**Stored data entries**
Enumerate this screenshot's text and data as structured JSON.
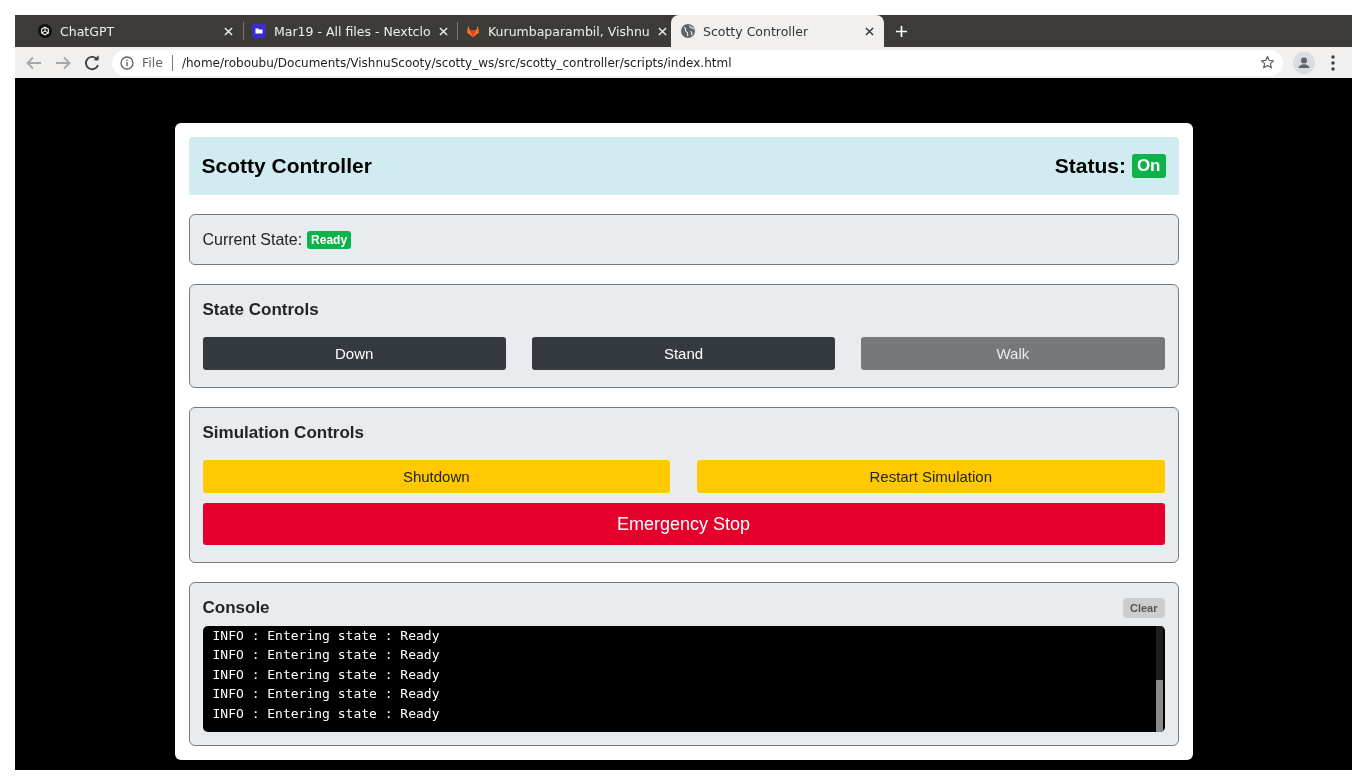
{
  "browser": {
    "tabs": [
      {
        "title": "ChatGPT",
        "selected": false
      },
      {
        "title": "Mar19 - All files - Nextclo",
        "selected": false
      },
      {
        "title": "Kurumbaparambil, Vishnu",
        "selected": false
      },
      {
        "title": "Scotty Controller",
        "selected": true
      }
    ],
    "address_bar": {
      "scheme": "File",
      "url": "/home/roboubu/Documents/VishnuScooty/scotty_ws/src/scotty_controller/scripts/index.html"
    }
  },
  "header": {
    "title": "Scotty Controller",
    "status_label": "Status:",
    "status": {
      "text": "On",
      "on": true
    }
  },
  "current_state": {
    "label": "Current State:",
    "badge": "Ready"
  },
  "state_controls": {
    "title": "State Controls",
    "buttons": [
      {
        "label": "Down",
        "disabled": false
      },
      {
        "label": "Stand",
        "disabled": false
      },
      {
        "label": "Walk",
        "disabled": true
      }
    ]
  },
  "simulation_controls": {
    "title": "Simulation Controls",
    "buttons": [
      {
        "label": "Shutdown",
        "kind": "warning"
      },
      {
        "label": "Restart Simulation",
        "kind": "warning"
      },
      {
        "label": "Emergency Stop",
        "kind": "danger"
      }
    ]
  },
  "console": {
    "title": "Console",
    "clear_button": "Clear",
    "lines": [
      "INFO : Entering state : Ready",
      "INFO : Entering state : Ready",
      "INFO : Entering state : Ready",
      "INFO : Entering state : Ready",
      "INFO : Entering state : Ready"
    ]
  }
}
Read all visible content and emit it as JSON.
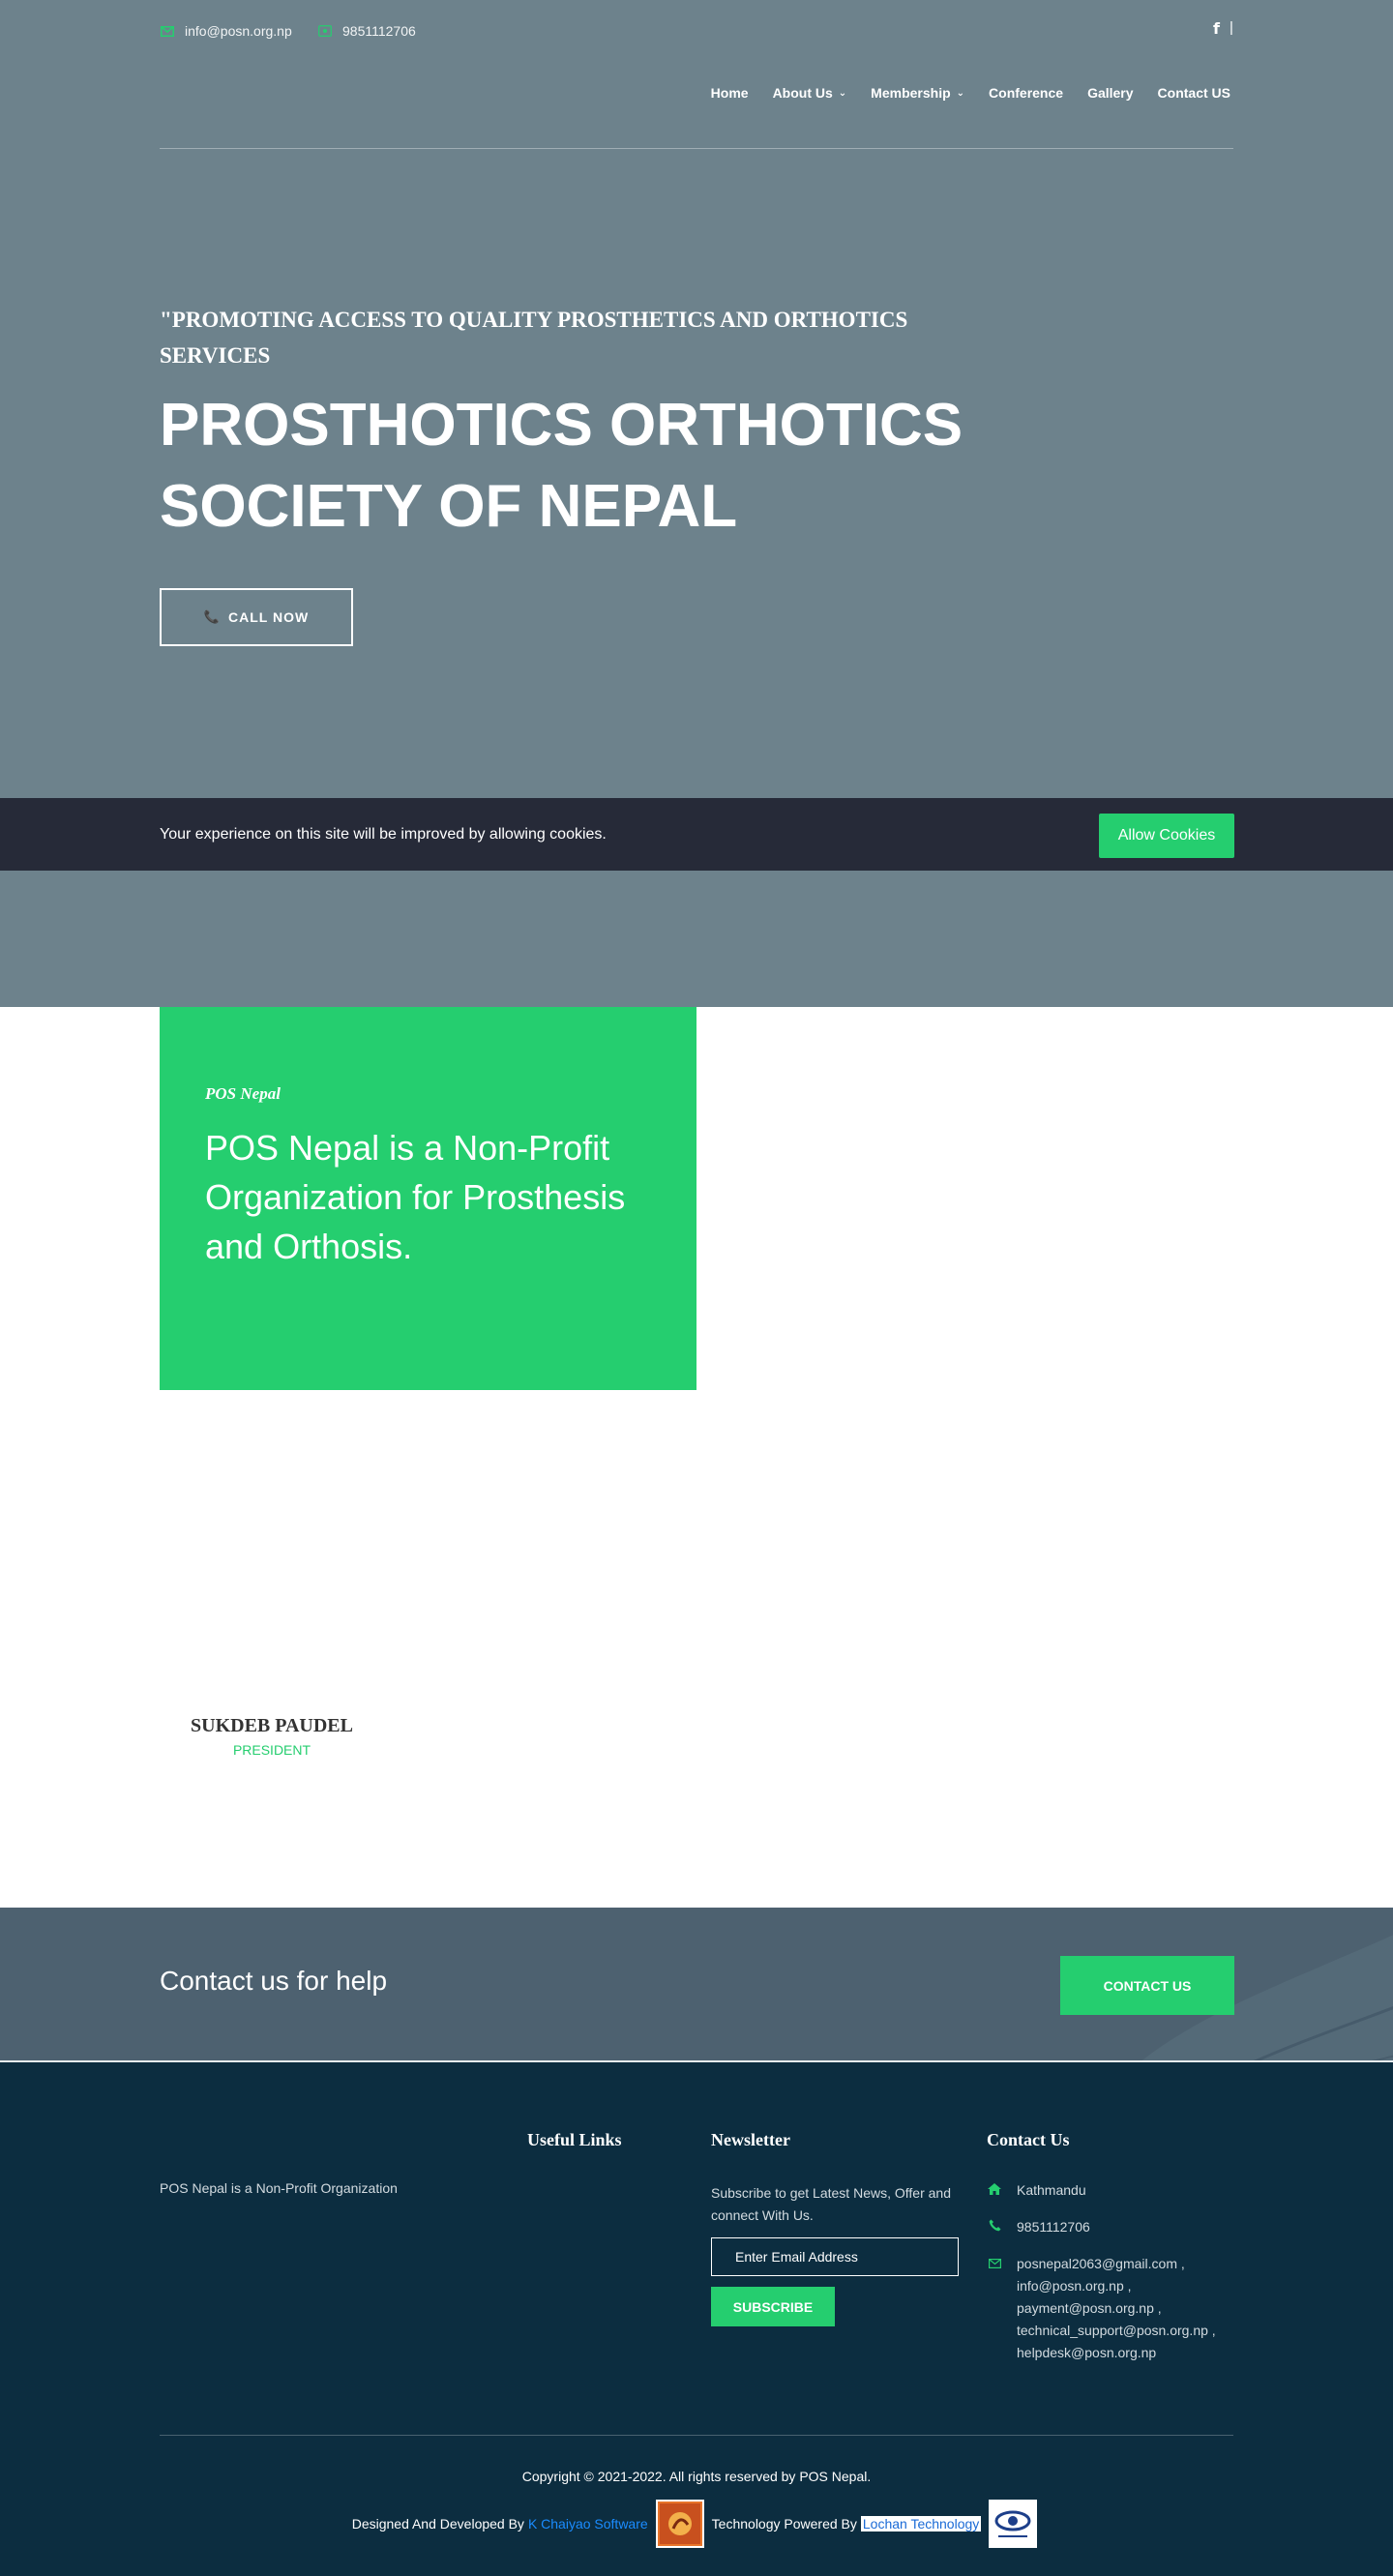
{
  "topbar": {
    "email": "info@posn.org.np",
    "phone": "9851112706",
    "social_separator": "|"
  },
  "nav": {
    "items": [
      {
        "label": "Home",
        "has_dropdown": false
      },
      {
        "label": "About Us",
        "has_dropdown": true
      },
      {
        "label": "Membership",
        "has_dropdown": true
      },
      {
        "label": "Conference",
        "has_dropdown": false
      },
      {
        "label": "Gallery",
        "has_dropdown": false
      },
      {
        "label": "Contact US",
        "has_dropdown": false
      }
    ]
  },
  "hero": {
    "tagline": "\"PROMOTING ACCESS TO QUALITY PROSTHETICS AND ORTHOTICS SERVICES",
    "title": "PROSTHOTICS ORTHOTICS SOCIETY OF NEPAL",
    "call_button": "CALL NOW"
  },
  "cookie": {
    "message": "Your experience on this site will be improved by allowing cookies.",
    "button": "Allow Cookies"
  },
  "about": {
    "kicker": "POS Nepal",
    "text": "POS Nepal is a Non-Profit Organization for Prosthesis and Orthosis."
  },
  "team": {
    "member_name": "SUKDEB PAUDEL",
    "member_role": "PRESIDENT"
  },
  "cta": {
    "text": "Contact us for help",
    "button": "CONTACT US"
  },
  "footer": {
    "about_blurb": "POS Nepal is a Non-Profit Organization",
    "useful_links_heading": "Useful Links",
    "newsletter_heading": "Newsletter",
    "newsletter_text": "Subscribe to get Latest News, Offer and connect With Us.",
    "newsletter_placeholder": "Enter Email Address",
    "subscribe_button": "SUBSCRIBE",
    "contact_heading": "Contact Us",
    "contact_location": "Kathmandu",
    "contact_phone": "9851112706",
    "contact_emails": [
      "posnepal2063@gmail.com ,",
      "info@posn.org.np ,",
      "payment@posn.org.np ,",
      "technical_support@posn.org.np ,",
      "helpdesk@posn.org.np"
    ],
    "copyright": "Copyright © 2021-2022. All rights reserved by  POS Nepal.",
    "credits_prefix": "Designed And Developed By",
    "credits_link_1": "K Chaiyao Software",
    "credits_middle": "Technology Powered By",
    "credits_link_2": "Lochan Technology"
  },
  "colors": {
    "accent": "#25ce6f",
    "hero_bg": "#6d828c",
    "cookie_bg": "#262a38",
    "cta_bg": "#4d6170",
    "footer_bg": "#0c2d40"
  },
  "icons": {
    "email": "envelope-icon",
    "phone": "phone-icon",
    "facebook": "facebook-icon",
    "location": "home-icon"
  }
}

**EXERCISE TASK**
Return the whole listing, word for word, and leave out every picture.

**FINISHED ANSWER**
Enumerate this screenshot's text and data as structured JSON.
{
  "browser": {
    "tabs": [
      {
        "title": "ChatGPT",
        "selected": false
      },
      {
        "title": "Mar19 - All files - Nextclo",
        "selected": false
      },
      {
        "title": "Kurumbaparambil, Vishnu",
        "selected": false
      },
      {
        "title": "Scotty Controller",
        "selected": true
      }
    ],
    "address_bar": {
      "scheme": "File",
      "url": "/home/roboubu/Documents/VishnuScooty/scotty_ws/src/scotty_controller/scripts/index.html"
    }
  },
  "header": {
    "title": "Scotty Controller",
    "status_label": "Status:",
    "status": {
      "text": "On",
      "on": true
    }
  },
  "current_state": {
    "label": "Current State:",
    "badge": "Ready"
  },
  "state_controls": {
    "title": "State Controls",
    "buttons": [
      {
        "label": "Down",
        "disabled": false
      },
      {
        "label": "Stand",
        "disabled": false
      },
      {
        "label": "Walk",
        "disabled": true
      }
    ]
  },
  "simulation_controls": {
    "title": "Simulation Controls",
    "buttons": [
      {
        "label": "Shutdown",
        "kind": "warning"
      },
      {
        "label": "Restart Simulation",
        "kind": "warning"
      },
      {
        "label": "Emergency Stop",
        "kind": "danger"
      }
    ]
  },
  "console": {
    "title": "Console",
    "clear_button": "Clear",
    "lines": [
      "INFO : Entering state : Ready",
      "INFO : Entering state : Ready",
      "INFO : Entering state : Ready",
      "INFO : Entering state : Ready",
      "INFO : Entering state : Ready"
    ]
  }
}
Read all visible content and emit it as JSON.
{
  "topbar": {
    "email": "info@posn.org.np",
    "phone": "9851112706",
    "social_separator": "|"
  },
  "nav": {
    "items": [
      {
        "label": "Home",
        "has_dropdown": false
      },
      {
        "label": "About Us",
        "has_dropdown": true
      },
      {
        "label": "Membership",
        "has_dropdown": true
      },
      {
        "label": "Conference",
        "has_dropdown": false
      },
      {
        "label": "Gallery",
        "has_dropdown": false
      },
      {
        "label": "Contact US",
        "has_dropdown": false
      }
    ]
  },
  "hero": {
    "tagline": "\"PROMOTING ACCESS TO QUALITY PROSTHETICS AND ORTHOTICS SERVICES",
    "title": "PROSTHOTICS ORTHOTICS SOCIETY OF NEPAL",
    "call_button": "CALL NOW"
  },
  "cookie": {
    "message": "Your experience on this site will be improved by allowing cookies.",
    "button": "Allow Cookies"
  },
  "about": {
    "kicker": "POS Nepal",
    "text": "POS Nepal is a Non-Profit Organization for Prosthesis and Orthosis."
  },
  "team": {
    "member_name": "SUKDEB PAUDEL",
    "member_role": "PRESIDENT"
  },
  "cta": {
    "text": "Contact us for help",
    "button": "CONTACT US"
  },
  "footer": {
    "about_blurb": "POS Nepal is a Non-Profit Organization",
    "useful_links_heading": "Useful Links",
    "newsletter_heading": "Newsletter",
    "newsletter_text": "Subscribe to get Latest News, Offer and connect With Us.",
    "newsletter_placeholder": "Enter Email Address",
    "subscribe_button": "SUBSCRIBE",
    "contact_heading": "Contact Us",
    "contact_location": "Kathmandu",
    "contact_phone": "9851112706",
    "contact_emails": [
      "posnepal2063@gmail.com ,",
      "info@posn.org.np ,",
      "payment@posn.org.np ,",
      "technical_support@posn.org.np ,",
      "helpdesk@posn.org.np"
    ],
    "copyright": "Copyright © 2021-2022. All rights reserved by  POS Nepal.",
    "credits_prefix": "Designed And Developed By",
    "credits_link_1": "K Chaiyao Software",
    "credits_middle": "Technology Powered By",
    "credits_link_2": "Lochan Technology"
  },
  "colors": {
    "accent": "#25ce6f",
    "hero_bg": "#6d828c",
    "cookie_bg": "#262a38",
    "cta_bg": "#4d6170",
    "footer_bg": "#0c2d40"
  },
  "icons": {
    "email": "envelope-icon",
    "phone": "phone-icon",
    "facebook": "facebook-icon",
    "location": "home-icon"
  }
}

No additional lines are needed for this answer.